Stored records:
.....
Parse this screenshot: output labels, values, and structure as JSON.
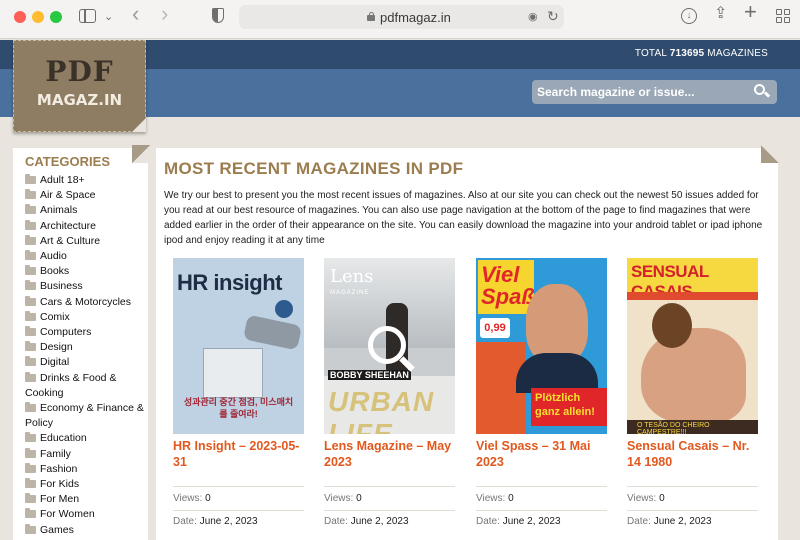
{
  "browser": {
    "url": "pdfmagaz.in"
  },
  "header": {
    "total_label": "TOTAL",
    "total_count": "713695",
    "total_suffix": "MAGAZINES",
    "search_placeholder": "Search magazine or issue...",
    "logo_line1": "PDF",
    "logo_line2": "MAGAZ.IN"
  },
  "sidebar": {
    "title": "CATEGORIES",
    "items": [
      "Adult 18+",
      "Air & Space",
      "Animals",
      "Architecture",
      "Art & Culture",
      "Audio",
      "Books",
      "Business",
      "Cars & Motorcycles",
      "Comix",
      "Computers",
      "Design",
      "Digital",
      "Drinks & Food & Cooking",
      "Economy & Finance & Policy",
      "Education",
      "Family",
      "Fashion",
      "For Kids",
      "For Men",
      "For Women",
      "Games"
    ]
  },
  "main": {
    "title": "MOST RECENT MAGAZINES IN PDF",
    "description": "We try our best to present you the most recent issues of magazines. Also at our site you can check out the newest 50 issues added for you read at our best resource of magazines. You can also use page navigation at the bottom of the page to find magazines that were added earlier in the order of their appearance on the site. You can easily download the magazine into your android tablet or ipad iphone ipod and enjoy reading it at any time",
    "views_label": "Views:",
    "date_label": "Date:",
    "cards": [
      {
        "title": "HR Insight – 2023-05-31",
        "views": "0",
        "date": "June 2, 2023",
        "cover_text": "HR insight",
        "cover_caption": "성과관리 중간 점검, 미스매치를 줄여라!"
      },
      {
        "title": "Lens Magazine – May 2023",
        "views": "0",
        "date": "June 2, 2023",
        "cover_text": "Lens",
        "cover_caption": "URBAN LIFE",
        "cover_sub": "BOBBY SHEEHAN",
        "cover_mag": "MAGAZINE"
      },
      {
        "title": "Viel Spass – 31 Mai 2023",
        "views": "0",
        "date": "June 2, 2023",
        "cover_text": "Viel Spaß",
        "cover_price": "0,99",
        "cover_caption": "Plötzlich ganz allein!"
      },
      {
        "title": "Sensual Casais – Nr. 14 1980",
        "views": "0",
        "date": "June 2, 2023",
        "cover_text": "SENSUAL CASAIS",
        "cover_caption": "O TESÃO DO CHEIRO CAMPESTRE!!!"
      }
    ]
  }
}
.....
Task goal: Every entry must be written out exactly, with all pictures left out.

Expected answer:
Parse this screenshot: output labels, values, and structure as JSON.
{
  "browser": {
    "url": "pdfmagaz.in"
  },
  "header": {
    "total_label": "TOTAL",
    "total_count": "713695",
    "total_suffix": "MAGAZINES",
    "search_placeholder": "Search magazine or issue...",
    "logo_line1": "PDF",
    "logo_line2": "MAGAZ.IN"
  },
  "sidebar": {
    "title": "CATEGORIES",
    "items": [
      "Adult 18+",
      "Air & Space",
      "Animals",
      "Architecture",
      "Art & Culture",
      "Audio",
      "Books",
      "Business",
      "Cars & Motorcycles",
      "Comix",
      "Computers",
      "Design",
      "Digital",
      "Drinks & Food & Cooking",
      "Economy & Finance & Policy",
      "Education",
      "Family",
      "Fashion",
      "For Kids",
      "For Men",
      "For Women",
      "Games"
    ]
  },
  "main": {
    "title": "MOST RECENT MAGAZINES IN PDF",
    "description": "We try our best to present you the most recent issues of magazines. Also at our site you can check out the newest 50 issues added for you read at our best resource of magazines. You can also use page navigation at the bottom of the page to find magazines that were added earlier in the order of their appearance on the site. You can easily download the magazine into your android tablet or ipad iphone ipod and enjoy reading it at any time",
    "views_label": "Views:",
    "date_label": "Date:",
    "cards": [
      {
        "title": "HR Insight – 2023-05-31",
        "views": "0",
        "date": "June 2, 2023",
        "cover_text": "HR insight",
        "cover_caption": "성과관리 중간 점검, 미스매치를 줄여라!"
      },
      {
        "title": "Lens Magazine – May 2023",
        "views": "0",
        "date": "June 2, 2023",
        "cover_text": "Lens",
        "cover_caption": "URBAN LIFE",
        "cover_sub": "BOBBY SHEEHAN",
        "cover_mag": "MAGAZINE"
      },
      {
        "title": "Viel Spass – 31 Mai 2023",
        "views": "0",
        "date": "June 2, 2023",
        "cover_text": "Viel Spaß",
        "cover_price": "0,99",
        "cover_caption": "Plötzlich ganz allein!"
      },
      {
        "title": "Sensual Casais – Nr. 14 1980",
        "views": "0",
        "date": "June 2, 2023",
        "cover_text": "SENSUAL CASAIS",
        "cover_caption": "O TESÃO DO CHEIRO CAMPESTRE!!!"
      }
    ]
  }
}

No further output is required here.